## Start

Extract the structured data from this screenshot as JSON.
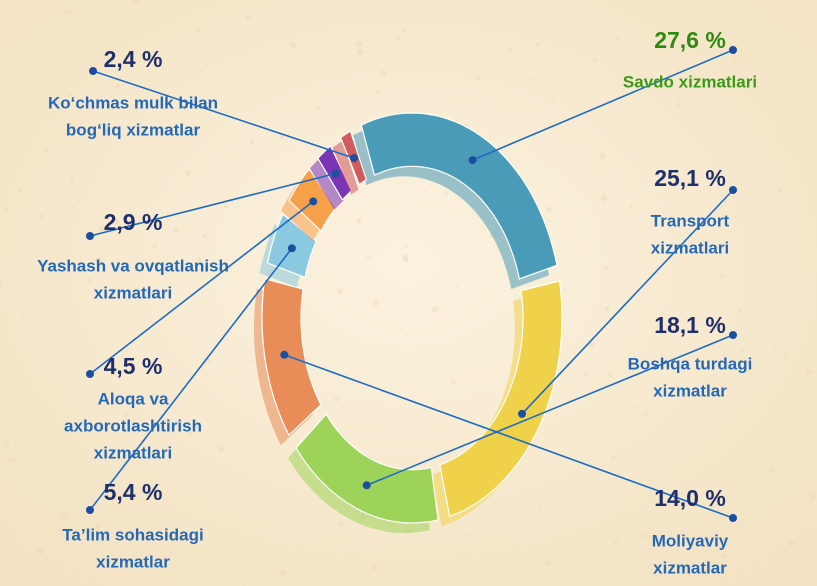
{
  "chart_data": {
    "type": "pie",
    "title": "",
    "slices": [
      {
        "label_lines": [
          "Savdo xizmatlari"
        ],
        "value_text": "27,6 %",
        "value": 27.6,
        "color": "#4a9bb8",
        "highlight": true
      },
      {
        "label_lines": [
          "Transport",
          "xizmatlari"
        ],
        "value_text": "25,1 %",
        "value": 25.1,
        "color": "#f0d24a",
        "highlight": false
      },
      {
        "label_lines": [
          "Boshqa turdagi",
          "xizmatlar"
        ],
        "value_text": "18,1 %",
        "value": 18.1,
        "color": "#9ed35a",
        "highlight": false
      },
      {
        "label_lines": [
          "Moliyaviy",
          "xizmatlar"
        ],
        "value_text": "14,0 %",
        "value": 14.0,
        "color": "#e88d58",
        "highlight": false
      },
      {
        "label_lines": [
          "Ta’lim sohasidagi",
          "xizmatlar"
        ],
        "value_text": "5,4 %",
        "value": 5.4,
        "color": "#8ac9df",
        "highlight": false
      },
      {
        "label_lines": [
          "Aloqa va",
          "axborotlashtirish",
          "xizmatlari"
        ],
        "value_text": "4,5 %",
        "value": 4.5,
        "color": "#f7a04a",
        "highlight": false
      },
      {
        "label_lines": [
          "Yashash va ovqatlanish",
          "xizmatlari"
        ],
        "value_text": "2,9 %",
        "value": 2.9,
        "color": "#7a35b5",
        "highlight": false
      },
      {
        "label_lines": [
          "Ko‘chmas mulk bilan",
          "bog‘liq xizmatlar"
        ],
        "value_text": "2,4 %",
        "value": 2.4,
        "color": "#d25a5f",
        "highlight": false
      }
    ]
  }
}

## End

Give back each entry exactly as it appears, with no pictures.

[REPLY]:
Extract the structured data from this screenshot as JSON.
{
  "chart_data": {
    "type": "pie",
    "title": "",
    "slices": [
      {
        "label_lines": [
          "Savdo xizmatlari"
        ],
        "value_text": "27,6 %",
        "value": 27.6,
        "color": "#4a9bb8",
        "highlight": true
      },
      {
        "label_lines": [
          "Transport",
          "xizmatlari"
        ],
        "value_text": "25,1 %",
        "value": 25.1,
        "color": "#f0d24a",
        "highlight": false
      },
      {
        "label_lines": [
          "Boshqa turdagi",
          "xizmatlar"
        ],
        "value_text": "18,1 %",
        "value": 18.1,
        "color": "#9ed35a",
        "highlight": false
      },
      {
        "label_lines": [
          "Moliyaviy",
          "xizmatlar"
        ],
        "value_text": "14,0 %",
        "value": 14.0,
        "color": "#e88d58",
        "highlight": false
      },
      {
        "label_lines": [
          "Ta’lim sohasidagi",
          "xizmatlar"
        ],
        "value_text": "5,4 %",
        "value": 5.4,
        "color": "#8ac9df",
        "highlight": false
      },
      {
        "label_lines": [
          "Aloqa va",
          "axborotlashtirish",
          "xizmatlari"
        ],
        "value_text": "4,5 %",
        "value": 4.5,
        "color": "#f7a04a",
        "highlight": false
      },
      {
        "label_lines": [
          "Yashash va ovqatlanish",
          "xizmatlari"
        ],
        "value_text": "2,9 %",
        "value": 2.9,
        "color": "#7a35b5",
        "highlight": false
      },
      {
        "label_lines": [
          "Ko‘chmas mulk bilan",
          "bog‘liq xizmatlar"
        ],
        "value_text": "2,4 %",
        "value": 2.4,
        "color": "#d25a5f",
        "highlight": false
      }
    ]
  }
}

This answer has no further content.